From the records below, copy every line that contains the word "monitor".

— Start Dataset records —

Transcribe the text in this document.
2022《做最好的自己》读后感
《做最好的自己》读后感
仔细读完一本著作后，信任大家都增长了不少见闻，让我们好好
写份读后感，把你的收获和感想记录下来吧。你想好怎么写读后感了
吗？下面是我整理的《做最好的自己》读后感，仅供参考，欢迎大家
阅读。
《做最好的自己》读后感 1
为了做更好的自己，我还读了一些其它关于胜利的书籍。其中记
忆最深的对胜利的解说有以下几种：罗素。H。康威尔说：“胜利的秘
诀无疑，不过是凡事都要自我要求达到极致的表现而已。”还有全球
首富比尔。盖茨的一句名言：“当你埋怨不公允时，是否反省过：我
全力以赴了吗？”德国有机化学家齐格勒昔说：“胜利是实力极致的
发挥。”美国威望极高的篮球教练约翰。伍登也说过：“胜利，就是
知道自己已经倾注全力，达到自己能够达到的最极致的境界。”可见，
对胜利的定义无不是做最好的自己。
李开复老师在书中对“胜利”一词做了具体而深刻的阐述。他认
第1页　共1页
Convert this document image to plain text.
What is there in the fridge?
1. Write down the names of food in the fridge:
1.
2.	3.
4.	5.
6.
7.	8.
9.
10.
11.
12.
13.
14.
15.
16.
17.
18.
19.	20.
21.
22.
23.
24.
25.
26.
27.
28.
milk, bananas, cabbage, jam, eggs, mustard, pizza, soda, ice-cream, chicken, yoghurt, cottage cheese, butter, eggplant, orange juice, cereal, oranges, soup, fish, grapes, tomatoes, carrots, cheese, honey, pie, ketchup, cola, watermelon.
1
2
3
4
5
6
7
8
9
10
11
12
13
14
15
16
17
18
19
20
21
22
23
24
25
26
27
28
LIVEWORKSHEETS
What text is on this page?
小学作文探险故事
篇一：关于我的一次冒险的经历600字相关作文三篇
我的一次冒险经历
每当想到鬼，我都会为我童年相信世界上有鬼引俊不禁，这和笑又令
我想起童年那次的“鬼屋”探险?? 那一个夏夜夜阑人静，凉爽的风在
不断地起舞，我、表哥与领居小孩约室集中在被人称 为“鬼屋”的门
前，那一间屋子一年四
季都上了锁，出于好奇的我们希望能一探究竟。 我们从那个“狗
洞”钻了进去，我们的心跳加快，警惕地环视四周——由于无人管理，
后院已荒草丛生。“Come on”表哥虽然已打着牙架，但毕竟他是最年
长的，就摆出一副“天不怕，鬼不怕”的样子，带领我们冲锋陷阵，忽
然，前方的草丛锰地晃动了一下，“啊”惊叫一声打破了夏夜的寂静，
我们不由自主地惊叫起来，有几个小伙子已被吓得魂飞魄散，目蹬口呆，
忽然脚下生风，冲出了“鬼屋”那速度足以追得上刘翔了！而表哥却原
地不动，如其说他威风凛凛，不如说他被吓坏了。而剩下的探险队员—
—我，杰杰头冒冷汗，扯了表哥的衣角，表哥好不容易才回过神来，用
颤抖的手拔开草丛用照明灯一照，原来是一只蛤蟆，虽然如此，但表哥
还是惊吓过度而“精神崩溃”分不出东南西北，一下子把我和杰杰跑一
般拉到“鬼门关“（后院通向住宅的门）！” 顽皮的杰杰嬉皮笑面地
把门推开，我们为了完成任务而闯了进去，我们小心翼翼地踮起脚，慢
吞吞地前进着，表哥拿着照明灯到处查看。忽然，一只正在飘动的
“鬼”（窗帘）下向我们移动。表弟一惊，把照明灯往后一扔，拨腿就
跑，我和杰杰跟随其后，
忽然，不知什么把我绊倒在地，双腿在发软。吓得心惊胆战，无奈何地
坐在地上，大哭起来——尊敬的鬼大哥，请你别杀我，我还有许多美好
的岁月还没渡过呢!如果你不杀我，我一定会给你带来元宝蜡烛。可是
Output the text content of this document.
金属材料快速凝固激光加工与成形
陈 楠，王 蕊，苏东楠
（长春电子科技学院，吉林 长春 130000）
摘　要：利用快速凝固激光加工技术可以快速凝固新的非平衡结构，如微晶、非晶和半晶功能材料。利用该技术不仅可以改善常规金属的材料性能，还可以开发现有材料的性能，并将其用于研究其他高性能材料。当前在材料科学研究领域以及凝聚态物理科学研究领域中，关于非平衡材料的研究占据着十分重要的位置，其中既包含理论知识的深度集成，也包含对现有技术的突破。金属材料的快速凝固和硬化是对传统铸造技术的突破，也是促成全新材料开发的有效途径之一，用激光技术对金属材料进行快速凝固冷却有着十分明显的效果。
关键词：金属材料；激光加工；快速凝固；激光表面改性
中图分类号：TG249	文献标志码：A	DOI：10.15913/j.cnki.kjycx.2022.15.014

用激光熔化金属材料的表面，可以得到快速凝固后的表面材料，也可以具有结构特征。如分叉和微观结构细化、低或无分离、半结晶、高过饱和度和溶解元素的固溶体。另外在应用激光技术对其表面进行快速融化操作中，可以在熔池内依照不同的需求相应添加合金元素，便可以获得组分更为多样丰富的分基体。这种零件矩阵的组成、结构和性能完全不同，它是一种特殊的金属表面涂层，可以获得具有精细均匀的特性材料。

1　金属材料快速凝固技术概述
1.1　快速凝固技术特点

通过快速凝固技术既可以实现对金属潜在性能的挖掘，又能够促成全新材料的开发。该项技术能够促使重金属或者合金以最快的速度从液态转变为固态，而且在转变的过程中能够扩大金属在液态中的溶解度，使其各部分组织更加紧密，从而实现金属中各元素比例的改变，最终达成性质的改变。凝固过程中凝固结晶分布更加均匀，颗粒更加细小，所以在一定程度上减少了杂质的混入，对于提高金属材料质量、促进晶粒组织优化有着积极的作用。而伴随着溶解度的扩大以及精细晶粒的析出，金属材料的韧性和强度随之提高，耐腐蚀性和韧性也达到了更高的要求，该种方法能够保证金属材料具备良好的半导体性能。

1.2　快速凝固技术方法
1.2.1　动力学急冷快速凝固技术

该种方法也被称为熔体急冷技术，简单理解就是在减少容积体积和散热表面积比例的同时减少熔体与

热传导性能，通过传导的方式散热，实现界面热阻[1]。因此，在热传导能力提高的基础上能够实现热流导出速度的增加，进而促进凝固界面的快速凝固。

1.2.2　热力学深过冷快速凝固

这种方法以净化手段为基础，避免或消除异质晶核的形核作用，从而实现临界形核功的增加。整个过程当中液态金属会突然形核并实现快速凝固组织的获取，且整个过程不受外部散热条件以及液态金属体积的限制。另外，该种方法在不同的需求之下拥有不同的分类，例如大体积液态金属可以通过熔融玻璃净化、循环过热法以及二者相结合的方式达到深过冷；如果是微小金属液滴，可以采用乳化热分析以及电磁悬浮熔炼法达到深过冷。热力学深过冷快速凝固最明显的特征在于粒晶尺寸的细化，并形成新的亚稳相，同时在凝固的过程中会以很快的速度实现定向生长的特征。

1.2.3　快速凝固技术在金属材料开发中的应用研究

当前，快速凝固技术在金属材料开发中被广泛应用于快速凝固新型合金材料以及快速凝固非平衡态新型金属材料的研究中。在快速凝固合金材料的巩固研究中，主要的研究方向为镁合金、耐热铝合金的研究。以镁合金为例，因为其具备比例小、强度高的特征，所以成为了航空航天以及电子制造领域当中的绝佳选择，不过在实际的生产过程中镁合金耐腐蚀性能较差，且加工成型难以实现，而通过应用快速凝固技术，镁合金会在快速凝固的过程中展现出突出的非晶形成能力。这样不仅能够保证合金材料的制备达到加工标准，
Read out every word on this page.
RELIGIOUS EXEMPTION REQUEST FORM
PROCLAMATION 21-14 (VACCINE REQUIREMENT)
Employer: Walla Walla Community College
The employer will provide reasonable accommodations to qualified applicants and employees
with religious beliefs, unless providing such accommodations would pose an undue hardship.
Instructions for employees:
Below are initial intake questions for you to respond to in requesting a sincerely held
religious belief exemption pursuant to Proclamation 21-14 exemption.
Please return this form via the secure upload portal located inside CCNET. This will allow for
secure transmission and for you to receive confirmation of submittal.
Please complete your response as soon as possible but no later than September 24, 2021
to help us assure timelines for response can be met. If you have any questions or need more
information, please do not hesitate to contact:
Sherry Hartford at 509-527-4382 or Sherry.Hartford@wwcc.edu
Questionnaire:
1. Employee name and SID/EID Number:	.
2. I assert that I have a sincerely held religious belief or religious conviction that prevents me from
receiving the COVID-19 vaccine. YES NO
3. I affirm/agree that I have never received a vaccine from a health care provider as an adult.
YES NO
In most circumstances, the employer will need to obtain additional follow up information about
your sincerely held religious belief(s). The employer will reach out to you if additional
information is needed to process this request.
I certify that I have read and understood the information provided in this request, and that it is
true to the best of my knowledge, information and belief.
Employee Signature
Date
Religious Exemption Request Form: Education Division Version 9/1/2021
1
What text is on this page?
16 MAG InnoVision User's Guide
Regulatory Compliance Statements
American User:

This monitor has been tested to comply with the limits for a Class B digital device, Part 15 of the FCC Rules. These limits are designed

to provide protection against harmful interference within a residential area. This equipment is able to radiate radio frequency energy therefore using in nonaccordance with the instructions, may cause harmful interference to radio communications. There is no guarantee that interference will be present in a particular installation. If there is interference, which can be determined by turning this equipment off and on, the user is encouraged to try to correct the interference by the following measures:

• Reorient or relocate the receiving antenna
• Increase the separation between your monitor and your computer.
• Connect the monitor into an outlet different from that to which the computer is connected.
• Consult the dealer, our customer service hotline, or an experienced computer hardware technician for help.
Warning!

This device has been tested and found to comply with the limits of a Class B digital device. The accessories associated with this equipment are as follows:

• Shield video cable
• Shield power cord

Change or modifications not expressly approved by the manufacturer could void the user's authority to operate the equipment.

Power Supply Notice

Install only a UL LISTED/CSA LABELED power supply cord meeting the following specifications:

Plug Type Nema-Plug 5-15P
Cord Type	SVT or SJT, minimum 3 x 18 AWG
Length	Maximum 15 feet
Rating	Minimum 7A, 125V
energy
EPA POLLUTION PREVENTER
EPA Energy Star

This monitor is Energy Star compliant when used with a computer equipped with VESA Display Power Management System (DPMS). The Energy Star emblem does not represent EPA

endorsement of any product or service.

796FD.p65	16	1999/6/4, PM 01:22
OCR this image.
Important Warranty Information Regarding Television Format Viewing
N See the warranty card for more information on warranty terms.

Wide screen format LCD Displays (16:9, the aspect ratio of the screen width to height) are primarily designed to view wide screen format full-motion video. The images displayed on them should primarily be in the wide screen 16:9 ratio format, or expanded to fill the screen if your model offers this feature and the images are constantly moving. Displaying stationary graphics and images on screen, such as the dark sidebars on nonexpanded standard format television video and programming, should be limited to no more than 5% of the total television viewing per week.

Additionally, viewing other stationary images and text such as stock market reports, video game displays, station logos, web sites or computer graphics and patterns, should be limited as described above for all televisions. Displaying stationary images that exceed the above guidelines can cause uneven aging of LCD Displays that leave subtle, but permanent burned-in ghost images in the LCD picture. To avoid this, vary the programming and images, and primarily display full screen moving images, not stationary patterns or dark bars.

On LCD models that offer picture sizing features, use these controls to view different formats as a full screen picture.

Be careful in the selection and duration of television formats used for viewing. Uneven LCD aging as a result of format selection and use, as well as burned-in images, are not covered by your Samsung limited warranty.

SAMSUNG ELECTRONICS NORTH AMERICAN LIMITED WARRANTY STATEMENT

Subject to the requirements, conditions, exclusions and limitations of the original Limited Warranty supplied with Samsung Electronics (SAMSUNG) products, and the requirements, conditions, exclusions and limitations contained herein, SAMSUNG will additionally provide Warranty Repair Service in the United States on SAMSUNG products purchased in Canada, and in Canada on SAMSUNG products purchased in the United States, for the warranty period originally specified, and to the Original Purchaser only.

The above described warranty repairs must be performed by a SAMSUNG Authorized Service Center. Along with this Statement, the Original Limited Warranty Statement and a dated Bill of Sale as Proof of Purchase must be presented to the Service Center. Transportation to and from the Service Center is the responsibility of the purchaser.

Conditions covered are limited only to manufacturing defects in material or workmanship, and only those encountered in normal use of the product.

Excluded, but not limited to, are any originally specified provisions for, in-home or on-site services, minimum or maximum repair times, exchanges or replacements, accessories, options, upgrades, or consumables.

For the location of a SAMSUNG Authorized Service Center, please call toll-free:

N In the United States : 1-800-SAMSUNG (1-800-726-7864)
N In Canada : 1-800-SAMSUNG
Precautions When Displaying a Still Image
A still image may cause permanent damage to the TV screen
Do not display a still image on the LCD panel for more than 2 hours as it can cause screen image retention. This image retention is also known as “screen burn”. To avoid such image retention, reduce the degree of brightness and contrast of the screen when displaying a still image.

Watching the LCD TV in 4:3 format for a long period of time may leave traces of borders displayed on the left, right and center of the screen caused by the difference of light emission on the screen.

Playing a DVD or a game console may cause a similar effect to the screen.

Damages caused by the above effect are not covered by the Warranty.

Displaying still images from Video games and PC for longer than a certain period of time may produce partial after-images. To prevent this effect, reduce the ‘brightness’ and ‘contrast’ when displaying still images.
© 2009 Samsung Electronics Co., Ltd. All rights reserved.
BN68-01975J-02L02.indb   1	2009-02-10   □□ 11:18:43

— End Dataset records —

Response:
This monitor has been tested to comply with the limits for a Class B digital device, Part 15 of the FCC Rules. These limits are designed
• Increase the separation between your monitor and your computer.
• Connect the monitor into an outlet different from that to which the computer is connected.
This monitor is Energy Star compliant when used with a computer equipped with VESA Display Power Management System (DPMS). The Energy Star emblem does not represent EPA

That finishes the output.